§ List of tasks
1. According to the commentary on peace in Ukraine, since when have significant US diplomats warned that the eastern advance of NATO membership was unwise?
2. Which countries does the commentary on peace in Ukraine name as having been invaded? List all of them.

§ Quoted passage
*** Begin section ***
Instead of searching for peace in Ukraine, western leaders and western news media have promoted US/European solidarity in opposition to Russian violence, a trend nurtured by enthusiasm for ways to arm Ukraine and punish Putin.
This trend includes calculations about fatalities and associated conclusions as to who might be losing or winning. On this basis, it looks as though destruction and misery must be tolerated before peace is considered feasible.
But in every conscience and capital, deliberations about peace can start today. How ? What stands in the way?
Policies concerned to protect nation states with military power, suggest that threats to human existence are coming from wars fought by tanks, missiles and threats to use nuclear arms. This is absurd. The narrative should change. In the run up to peace talks, all the protagonists would need to be asked, why the militaristic violence when the world faces destruction from the consequences of climate change and the persistence of pandemics ? That reminder will not produce peace, but in any debate about peace in Ukraine, it would have to be on the agenda. International solidarity to confront climate change could replace nations’ need to find another enemy.
Commentaries about the carnage in Ukraine have been dominated by two issues, each of which needs to be acknowledged though neither contributes to alleviating the conflict. The first concerns the suspect moral equivalency arguments that the expansion of NATO caused this. The second emphasises the massive hypocrisy of the West’s foreign policies.
In any prelude to peace, these contentions should be acknowledged.
Explanations of Putin’s decision to invade Ukraine have identified the West’s indifference to Russian perceptions of NATO threats to their security. Since the early 1990s, significant US diplomats warned that the eastern advance of NATO membership was unwise and should be abandoned. US Secretary of State Anthony Blinken could have assured Putin that he took Russian concerns seriously, therefore Ukraine would not become a member of NATO. In the same breath he could have assured the Ukrainian leader that security for his country might be best achieved by not becoming a member of NATO.
Western allies should admit their hypocrisy, as in invasions of Iraq and Afghanistan yet treating Russian aggression as unique; admiring Ukrainian women preparing Molotov cocktails to resist the Russians but staying indifferent to Palestinians’ efforts to combat the violence of Israeli forces.
*** End section ***
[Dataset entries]
*** Begin section ***
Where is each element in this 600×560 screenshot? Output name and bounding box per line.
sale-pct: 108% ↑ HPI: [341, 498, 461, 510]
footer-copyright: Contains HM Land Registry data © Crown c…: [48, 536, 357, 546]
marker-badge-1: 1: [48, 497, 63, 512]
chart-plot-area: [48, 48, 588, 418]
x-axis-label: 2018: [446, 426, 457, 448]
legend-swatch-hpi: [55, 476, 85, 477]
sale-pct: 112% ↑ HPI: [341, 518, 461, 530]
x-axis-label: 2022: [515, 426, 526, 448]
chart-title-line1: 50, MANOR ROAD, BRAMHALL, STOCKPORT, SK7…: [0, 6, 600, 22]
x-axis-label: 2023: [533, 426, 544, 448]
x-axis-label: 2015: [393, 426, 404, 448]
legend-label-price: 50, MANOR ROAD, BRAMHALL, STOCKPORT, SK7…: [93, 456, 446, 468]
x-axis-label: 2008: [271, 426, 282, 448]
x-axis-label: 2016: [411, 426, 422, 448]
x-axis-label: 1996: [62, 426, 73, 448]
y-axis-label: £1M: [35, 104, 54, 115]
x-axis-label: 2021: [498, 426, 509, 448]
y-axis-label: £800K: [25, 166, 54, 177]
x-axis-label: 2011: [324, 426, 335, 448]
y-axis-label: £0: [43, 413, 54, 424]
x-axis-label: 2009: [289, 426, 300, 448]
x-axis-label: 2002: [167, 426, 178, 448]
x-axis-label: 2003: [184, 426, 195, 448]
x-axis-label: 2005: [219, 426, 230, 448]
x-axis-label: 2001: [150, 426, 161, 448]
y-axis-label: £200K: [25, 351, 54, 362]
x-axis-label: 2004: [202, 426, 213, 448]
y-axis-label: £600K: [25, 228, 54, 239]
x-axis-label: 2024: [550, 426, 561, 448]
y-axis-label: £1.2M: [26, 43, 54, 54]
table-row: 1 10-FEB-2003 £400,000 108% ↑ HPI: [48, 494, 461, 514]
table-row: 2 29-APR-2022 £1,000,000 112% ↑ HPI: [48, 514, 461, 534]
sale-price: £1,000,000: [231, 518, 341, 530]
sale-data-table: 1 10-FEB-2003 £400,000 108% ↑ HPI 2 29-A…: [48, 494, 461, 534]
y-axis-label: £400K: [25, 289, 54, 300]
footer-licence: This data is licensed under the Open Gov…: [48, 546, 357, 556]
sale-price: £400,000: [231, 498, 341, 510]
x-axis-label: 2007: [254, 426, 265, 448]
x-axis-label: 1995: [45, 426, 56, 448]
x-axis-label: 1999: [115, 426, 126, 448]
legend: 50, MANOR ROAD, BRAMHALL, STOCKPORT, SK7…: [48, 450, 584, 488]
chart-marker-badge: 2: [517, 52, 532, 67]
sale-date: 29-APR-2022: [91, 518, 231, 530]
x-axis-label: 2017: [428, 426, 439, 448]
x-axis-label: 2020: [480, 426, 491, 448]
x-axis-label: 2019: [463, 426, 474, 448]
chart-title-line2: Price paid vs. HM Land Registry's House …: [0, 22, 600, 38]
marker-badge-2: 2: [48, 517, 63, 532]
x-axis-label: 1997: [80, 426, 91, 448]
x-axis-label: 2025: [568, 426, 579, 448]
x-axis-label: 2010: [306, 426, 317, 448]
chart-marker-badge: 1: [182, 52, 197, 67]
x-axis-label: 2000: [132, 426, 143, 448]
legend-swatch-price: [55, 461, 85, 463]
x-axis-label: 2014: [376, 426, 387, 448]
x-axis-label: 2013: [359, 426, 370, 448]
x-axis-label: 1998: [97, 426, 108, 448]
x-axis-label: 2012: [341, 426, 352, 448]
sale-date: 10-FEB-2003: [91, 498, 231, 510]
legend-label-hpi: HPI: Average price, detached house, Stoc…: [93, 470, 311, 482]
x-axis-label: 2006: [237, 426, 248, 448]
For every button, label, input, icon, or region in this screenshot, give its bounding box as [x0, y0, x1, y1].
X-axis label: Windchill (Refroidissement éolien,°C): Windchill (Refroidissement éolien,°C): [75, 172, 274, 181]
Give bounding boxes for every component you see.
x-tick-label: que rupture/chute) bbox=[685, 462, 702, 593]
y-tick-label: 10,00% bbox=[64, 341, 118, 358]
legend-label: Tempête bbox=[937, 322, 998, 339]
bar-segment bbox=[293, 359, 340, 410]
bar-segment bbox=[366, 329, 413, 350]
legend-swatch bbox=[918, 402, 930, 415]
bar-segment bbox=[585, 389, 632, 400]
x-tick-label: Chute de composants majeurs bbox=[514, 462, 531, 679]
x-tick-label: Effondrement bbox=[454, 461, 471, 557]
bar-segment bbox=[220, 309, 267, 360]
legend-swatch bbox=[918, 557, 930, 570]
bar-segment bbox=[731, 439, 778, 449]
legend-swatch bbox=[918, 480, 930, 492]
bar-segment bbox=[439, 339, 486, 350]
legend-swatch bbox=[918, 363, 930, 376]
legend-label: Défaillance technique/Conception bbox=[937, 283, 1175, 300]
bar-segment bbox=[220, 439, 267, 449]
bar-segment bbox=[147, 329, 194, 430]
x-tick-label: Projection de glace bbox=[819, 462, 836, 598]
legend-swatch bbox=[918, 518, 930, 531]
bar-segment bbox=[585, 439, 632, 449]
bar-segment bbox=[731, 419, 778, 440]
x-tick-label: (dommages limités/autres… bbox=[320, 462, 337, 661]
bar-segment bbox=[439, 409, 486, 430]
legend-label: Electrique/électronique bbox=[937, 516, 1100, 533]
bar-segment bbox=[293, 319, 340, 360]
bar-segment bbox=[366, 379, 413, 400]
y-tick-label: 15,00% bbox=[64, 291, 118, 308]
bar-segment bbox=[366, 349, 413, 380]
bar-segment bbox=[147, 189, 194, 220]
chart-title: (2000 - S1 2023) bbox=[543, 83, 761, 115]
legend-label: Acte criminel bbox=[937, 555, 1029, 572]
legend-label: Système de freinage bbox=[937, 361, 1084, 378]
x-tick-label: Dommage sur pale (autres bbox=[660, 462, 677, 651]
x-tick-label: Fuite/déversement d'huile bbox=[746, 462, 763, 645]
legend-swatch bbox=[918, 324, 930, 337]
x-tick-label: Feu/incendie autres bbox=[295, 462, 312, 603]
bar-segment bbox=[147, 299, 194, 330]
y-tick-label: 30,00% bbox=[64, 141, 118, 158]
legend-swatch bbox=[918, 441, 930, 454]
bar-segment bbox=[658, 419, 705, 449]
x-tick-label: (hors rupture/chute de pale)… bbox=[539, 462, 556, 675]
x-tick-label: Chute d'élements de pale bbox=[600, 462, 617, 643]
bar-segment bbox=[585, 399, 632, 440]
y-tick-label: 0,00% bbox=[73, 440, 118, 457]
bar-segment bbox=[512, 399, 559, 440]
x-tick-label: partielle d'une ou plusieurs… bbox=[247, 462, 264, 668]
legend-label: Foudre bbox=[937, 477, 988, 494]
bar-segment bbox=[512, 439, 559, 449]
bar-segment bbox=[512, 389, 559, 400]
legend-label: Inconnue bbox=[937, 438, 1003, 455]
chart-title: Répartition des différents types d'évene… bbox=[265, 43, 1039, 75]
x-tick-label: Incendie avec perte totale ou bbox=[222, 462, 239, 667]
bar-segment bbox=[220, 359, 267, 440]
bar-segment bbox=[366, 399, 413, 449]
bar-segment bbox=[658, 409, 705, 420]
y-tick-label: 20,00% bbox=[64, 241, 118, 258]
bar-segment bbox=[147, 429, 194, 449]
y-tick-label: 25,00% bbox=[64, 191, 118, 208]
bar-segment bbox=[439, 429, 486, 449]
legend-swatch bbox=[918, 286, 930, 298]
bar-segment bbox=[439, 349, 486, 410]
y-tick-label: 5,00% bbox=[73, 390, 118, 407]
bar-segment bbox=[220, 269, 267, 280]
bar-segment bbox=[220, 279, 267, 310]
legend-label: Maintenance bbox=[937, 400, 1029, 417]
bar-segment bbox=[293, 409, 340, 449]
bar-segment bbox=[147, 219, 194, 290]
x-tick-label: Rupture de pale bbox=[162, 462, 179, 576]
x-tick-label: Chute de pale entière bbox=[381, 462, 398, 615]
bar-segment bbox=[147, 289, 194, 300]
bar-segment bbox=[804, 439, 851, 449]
*** End section ***
§ Task results
1. Since the early 1990s.

2. Ukraine, Iraq, Afghanistan